• Task to complete:
Your task is to give the number of lines in the listing that include "this", and nothing else.

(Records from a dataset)
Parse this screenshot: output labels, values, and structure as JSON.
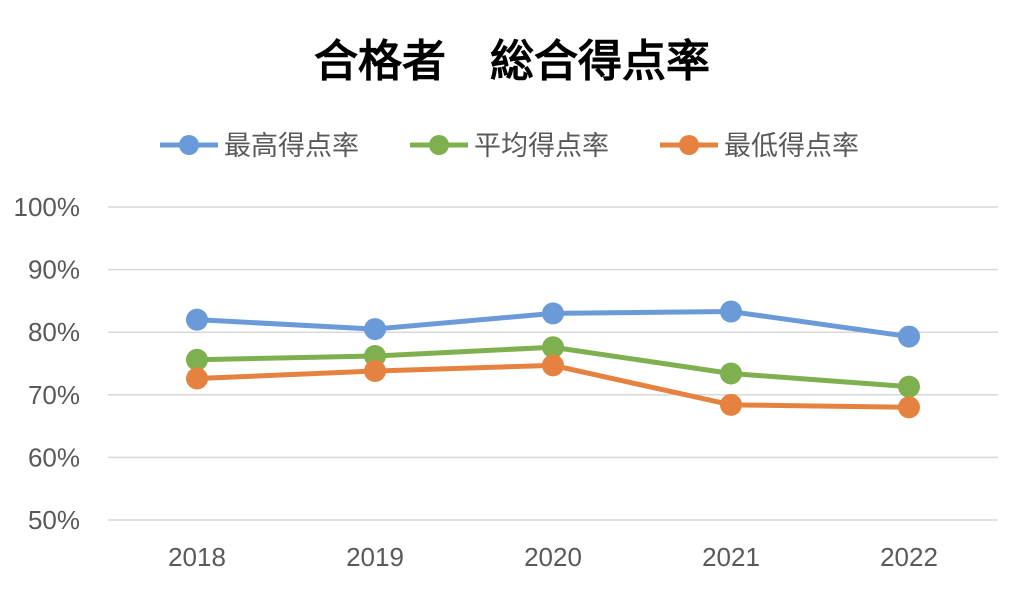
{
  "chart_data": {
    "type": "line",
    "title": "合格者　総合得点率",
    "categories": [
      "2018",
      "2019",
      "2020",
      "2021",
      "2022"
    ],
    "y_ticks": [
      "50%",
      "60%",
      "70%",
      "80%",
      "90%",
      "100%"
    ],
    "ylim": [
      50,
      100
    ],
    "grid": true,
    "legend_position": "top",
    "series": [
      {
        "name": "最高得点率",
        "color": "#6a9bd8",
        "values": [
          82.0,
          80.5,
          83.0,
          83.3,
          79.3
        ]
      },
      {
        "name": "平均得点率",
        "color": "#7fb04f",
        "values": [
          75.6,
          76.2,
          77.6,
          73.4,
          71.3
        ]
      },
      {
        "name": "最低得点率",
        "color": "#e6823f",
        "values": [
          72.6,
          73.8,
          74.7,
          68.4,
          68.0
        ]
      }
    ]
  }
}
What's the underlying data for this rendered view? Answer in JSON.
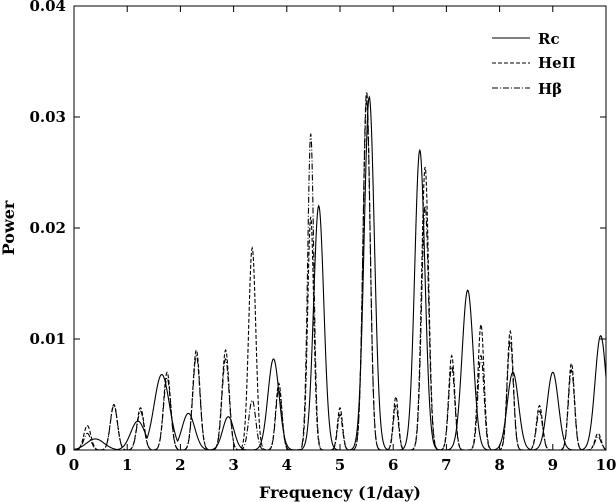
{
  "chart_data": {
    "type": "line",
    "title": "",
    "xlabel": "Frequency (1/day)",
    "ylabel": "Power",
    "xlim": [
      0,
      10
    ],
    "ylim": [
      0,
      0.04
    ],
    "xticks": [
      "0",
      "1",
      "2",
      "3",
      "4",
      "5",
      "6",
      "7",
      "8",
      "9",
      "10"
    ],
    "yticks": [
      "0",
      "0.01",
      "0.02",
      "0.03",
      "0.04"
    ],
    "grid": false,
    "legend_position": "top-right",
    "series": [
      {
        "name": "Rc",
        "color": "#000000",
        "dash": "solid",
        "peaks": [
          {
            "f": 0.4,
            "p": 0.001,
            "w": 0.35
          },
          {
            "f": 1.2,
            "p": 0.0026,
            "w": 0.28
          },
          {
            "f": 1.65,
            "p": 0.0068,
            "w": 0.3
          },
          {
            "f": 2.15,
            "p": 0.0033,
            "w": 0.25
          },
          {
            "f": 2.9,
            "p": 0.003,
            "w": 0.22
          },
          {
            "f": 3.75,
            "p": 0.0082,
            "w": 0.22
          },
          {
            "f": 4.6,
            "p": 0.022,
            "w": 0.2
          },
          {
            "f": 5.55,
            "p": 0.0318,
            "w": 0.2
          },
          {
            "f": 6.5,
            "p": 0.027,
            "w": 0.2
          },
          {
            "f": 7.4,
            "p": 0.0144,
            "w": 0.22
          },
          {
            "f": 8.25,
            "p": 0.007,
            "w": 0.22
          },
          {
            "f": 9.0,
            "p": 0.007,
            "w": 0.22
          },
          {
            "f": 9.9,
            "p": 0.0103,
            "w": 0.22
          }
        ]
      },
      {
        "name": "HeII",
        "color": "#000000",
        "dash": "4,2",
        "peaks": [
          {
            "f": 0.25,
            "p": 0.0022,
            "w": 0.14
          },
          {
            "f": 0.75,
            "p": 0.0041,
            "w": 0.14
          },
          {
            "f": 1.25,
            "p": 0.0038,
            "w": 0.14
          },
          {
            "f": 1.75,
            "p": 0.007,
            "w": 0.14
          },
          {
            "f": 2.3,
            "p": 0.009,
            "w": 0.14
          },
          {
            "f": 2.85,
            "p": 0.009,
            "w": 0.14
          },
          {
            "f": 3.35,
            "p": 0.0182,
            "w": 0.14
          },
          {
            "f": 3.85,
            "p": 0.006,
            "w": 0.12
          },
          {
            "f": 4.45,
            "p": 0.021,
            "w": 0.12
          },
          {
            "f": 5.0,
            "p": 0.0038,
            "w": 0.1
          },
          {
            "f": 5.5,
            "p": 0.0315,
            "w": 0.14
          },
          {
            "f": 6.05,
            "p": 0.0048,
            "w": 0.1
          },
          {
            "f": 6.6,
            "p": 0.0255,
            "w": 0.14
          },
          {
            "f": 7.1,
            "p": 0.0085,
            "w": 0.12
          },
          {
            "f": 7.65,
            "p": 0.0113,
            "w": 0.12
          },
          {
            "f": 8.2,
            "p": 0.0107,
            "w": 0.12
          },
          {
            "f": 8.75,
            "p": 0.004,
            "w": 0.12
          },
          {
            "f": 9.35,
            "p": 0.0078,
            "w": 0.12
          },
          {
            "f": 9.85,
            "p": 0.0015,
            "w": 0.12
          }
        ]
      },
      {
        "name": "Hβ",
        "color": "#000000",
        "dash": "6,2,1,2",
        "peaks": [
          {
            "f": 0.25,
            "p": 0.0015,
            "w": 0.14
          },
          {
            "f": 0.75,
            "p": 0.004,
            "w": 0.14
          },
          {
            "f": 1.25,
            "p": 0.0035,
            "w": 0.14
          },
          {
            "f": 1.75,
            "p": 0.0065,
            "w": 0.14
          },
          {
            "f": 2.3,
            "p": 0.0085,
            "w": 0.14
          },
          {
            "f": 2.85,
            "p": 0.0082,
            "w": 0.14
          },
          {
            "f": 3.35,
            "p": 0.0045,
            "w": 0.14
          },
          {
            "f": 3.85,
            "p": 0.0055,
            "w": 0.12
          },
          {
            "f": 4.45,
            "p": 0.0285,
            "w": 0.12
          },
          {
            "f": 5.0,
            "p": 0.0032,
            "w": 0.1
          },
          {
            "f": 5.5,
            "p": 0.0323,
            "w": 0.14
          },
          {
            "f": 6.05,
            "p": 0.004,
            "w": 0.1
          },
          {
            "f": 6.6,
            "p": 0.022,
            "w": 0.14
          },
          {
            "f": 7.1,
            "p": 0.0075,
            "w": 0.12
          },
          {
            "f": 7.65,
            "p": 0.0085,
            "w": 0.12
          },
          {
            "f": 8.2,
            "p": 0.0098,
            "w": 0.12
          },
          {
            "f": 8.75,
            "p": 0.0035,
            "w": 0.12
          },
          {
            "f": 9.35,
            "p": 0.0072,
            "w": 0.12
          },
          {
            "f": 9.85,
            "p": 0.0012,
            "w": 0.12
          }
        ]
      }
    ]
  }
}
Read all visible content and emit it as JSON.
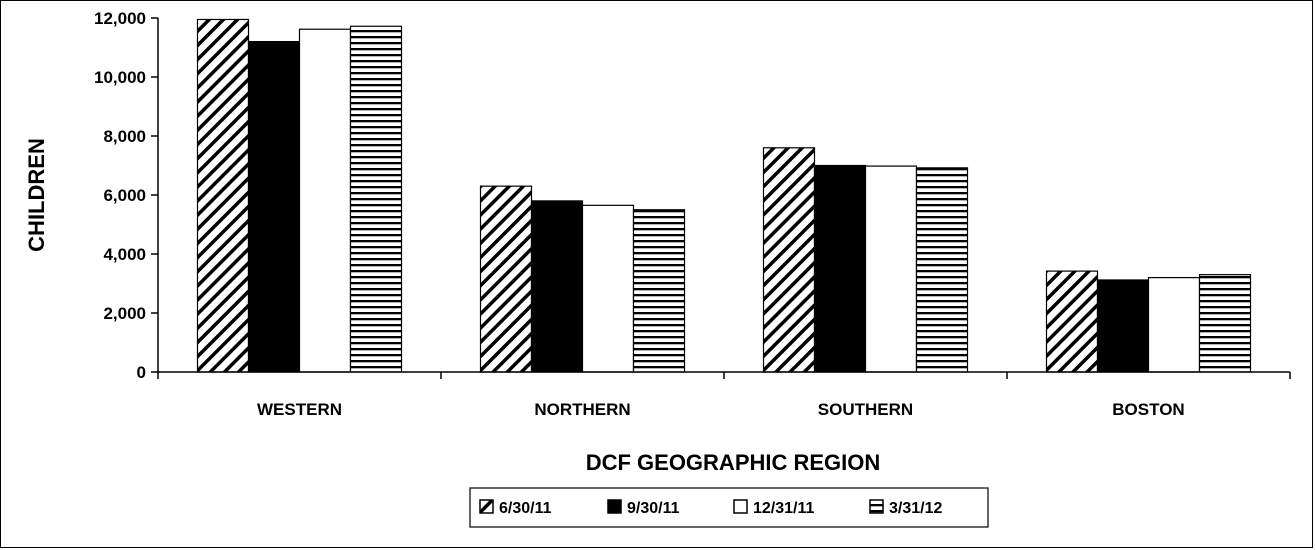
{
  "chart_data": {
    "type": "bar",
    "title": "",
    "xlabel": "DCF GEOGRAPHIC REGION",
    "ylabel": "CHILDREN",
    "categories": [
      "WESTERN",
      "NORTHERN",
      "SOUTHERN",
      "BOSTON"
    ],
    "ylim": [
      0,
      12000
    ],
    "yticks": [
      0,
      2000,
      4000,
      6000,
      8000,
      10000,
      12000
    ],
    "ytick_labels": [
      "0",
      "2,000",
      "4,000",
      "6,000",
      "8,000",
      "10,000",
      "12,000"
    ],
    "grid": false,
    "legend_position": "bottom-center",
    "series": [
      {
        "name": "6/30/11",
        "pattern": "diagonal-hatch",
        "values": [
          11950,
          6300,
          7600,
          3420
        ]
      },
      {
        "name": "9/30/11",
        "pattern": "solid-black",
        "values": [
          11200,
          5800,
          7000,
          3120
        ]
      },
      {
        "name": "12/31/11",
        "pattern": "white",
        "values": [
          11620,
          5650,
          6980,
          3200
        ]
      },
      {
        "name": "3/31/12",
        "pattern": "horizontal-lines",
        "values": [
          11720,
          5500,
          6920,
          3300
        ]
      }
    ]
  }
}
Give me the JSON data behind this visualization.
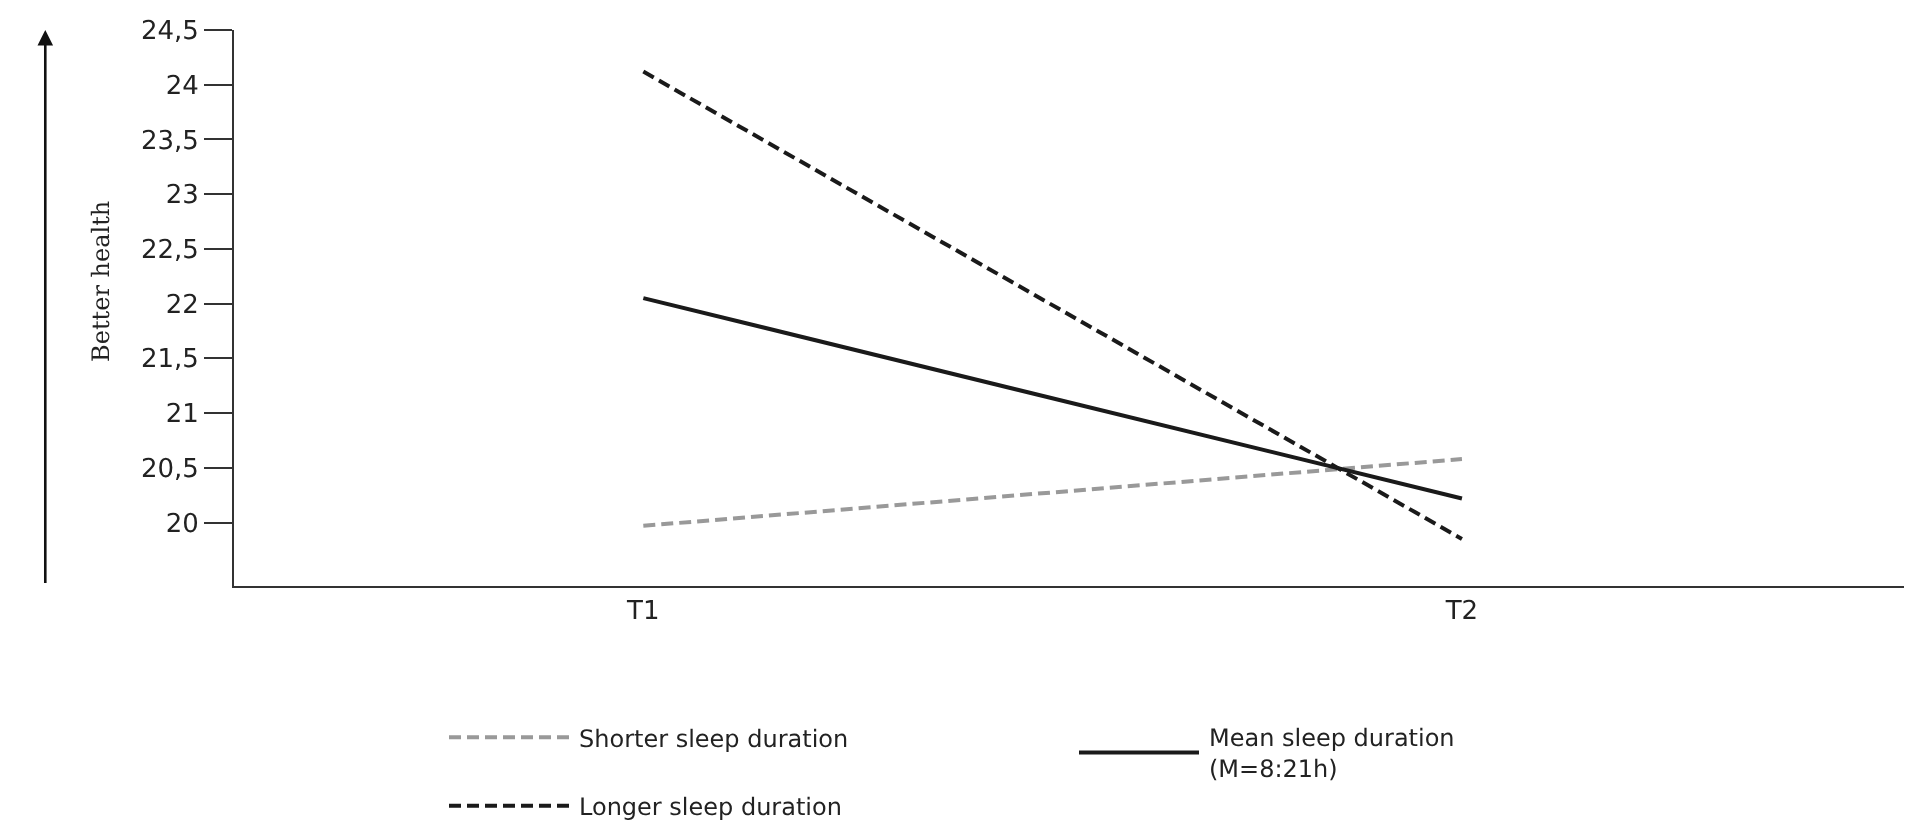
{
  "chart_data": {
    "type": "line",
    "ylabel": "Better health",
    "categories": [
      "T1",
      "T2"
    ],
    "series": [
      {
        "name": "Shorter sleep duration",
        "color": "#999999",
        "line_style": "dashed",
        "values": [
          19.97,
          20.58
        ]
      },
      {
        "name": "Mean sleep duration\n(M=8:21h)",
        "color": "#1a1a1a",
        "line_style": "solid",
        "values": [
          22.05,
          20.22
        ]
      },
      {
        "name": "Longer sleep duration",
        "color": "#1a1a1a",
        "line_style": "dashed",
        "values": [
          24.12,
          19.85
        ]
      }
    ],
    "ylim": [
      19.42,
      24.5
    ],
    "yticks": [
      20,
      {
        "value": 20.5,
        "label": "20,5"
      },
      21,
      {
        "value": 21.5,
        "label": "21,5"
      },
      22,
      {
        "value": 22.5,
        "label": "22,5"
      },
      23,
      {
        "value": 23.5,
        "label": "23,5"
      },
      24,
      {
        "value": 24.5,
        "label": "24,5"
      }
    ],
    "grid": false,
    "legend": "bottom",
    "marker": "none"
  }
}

• Solution below:
3